-------- Given records --------
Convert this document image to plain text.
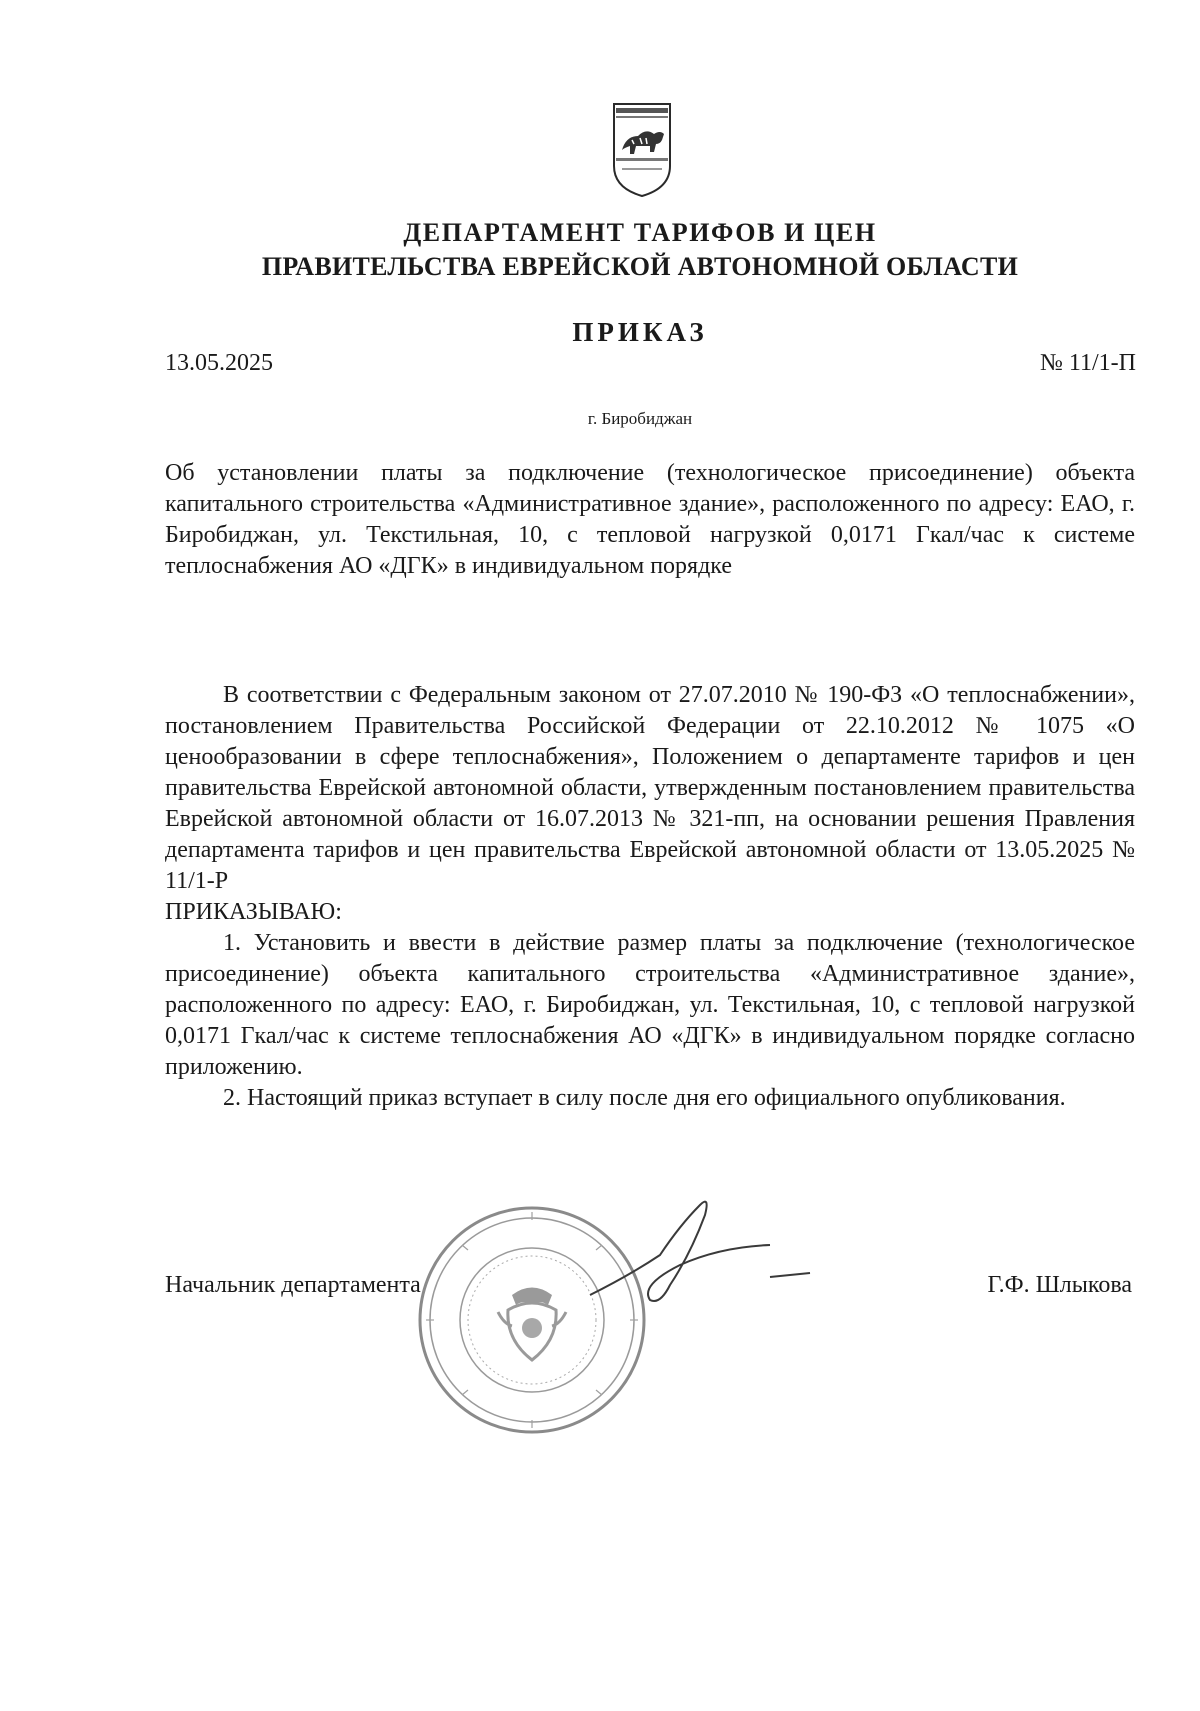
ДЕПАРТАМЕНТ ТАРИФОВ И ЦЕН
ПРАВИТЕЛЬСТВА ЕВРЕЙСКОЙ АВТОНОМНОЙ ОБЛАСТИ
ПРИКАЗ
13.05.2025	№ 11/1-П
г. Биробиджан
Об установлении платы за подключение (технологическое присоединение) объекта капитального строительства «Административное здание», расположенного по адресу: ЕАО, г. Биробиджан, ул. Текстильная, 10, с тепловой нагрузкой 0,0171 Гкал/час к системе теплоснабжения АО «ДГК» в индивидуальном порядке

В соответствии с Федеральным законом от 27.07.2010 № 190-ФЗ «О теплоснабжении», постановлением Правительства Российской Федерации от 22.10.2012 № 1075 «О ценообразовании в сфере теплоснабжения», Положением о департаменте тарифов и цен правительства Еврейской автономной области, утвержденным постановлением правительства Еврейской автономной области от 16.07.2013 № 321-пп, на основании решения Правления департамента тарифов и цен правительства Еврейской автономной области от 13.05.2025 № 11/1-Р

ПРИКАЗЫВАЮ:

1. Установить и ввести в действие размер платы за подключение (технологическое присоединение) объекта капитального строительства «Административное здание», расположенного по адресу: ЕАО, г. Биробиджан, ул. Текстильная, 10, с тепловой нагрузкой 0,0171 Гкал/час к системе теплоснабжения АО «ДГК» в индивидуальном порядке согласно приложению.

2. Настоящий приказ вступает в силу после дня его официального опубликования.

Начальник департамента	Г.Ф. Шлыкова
--------
Output the data above without changes, apart from leaving out the pictures.

Full response -
Convert this document image to plain text.
ДЕПАРТАМЕНТ ТАРИФОВ И ЦЕН
ПРАВИТЕЛЬСТВА ЕВРЕЙСКОЙ АВТОНОМНОЙ ОБЛАСТИ
ПРИКАЗ
13.05.2025	№ 11/1-П
г. Биробиджан
Об установлении платы за подключение (технологическое присоединение) объекта капитального строительства «Административное здание», расположенного по адресу: ЕАО, г. Биробиджан, ул. Текстильная, 10, с тепловой нагрузкой 0,0171 Гкал/час к системе теплоснабжения АО «ДГК» в индивидуальном порядке

В соответствии с Федеральным законом от 27.07.2010 № 190-ФЗ «О теплоснабжении», постановлением Правительства Российской Федерации от 22.10.2012 № 1075 «О ценообразовании в сфере теплоснабжения», Положением о департаменте тарифов и цен правительства Еврейской автономной области, утвержденным постановлением правительства Еврейской автономной области от 16.07.2013 № 321-пп, на основании решения Правления департамента тарифов и цен правительства Еврейской автономной области от 13.05.2025 № 11/1-Р

ПРИКАЗЫВАЮ:

1. Установить и ввести в действие размер платы за подключение (технологическое присоединение) объекта капитального строительства «Административное здание», расположенного по адресу: ЕАО, г. Биробиджан, ул. Текстильная, 10, с тепловой нагрузкой 0,0171 Гкал/час к системе теплоснабжения АО «ДГК» в индивидуальном порядке согласно приложению.

2. Настоящий приказ вступает в силу после дня его официального опубликования.

Начальник департамента	Г.Ф. Шлыкова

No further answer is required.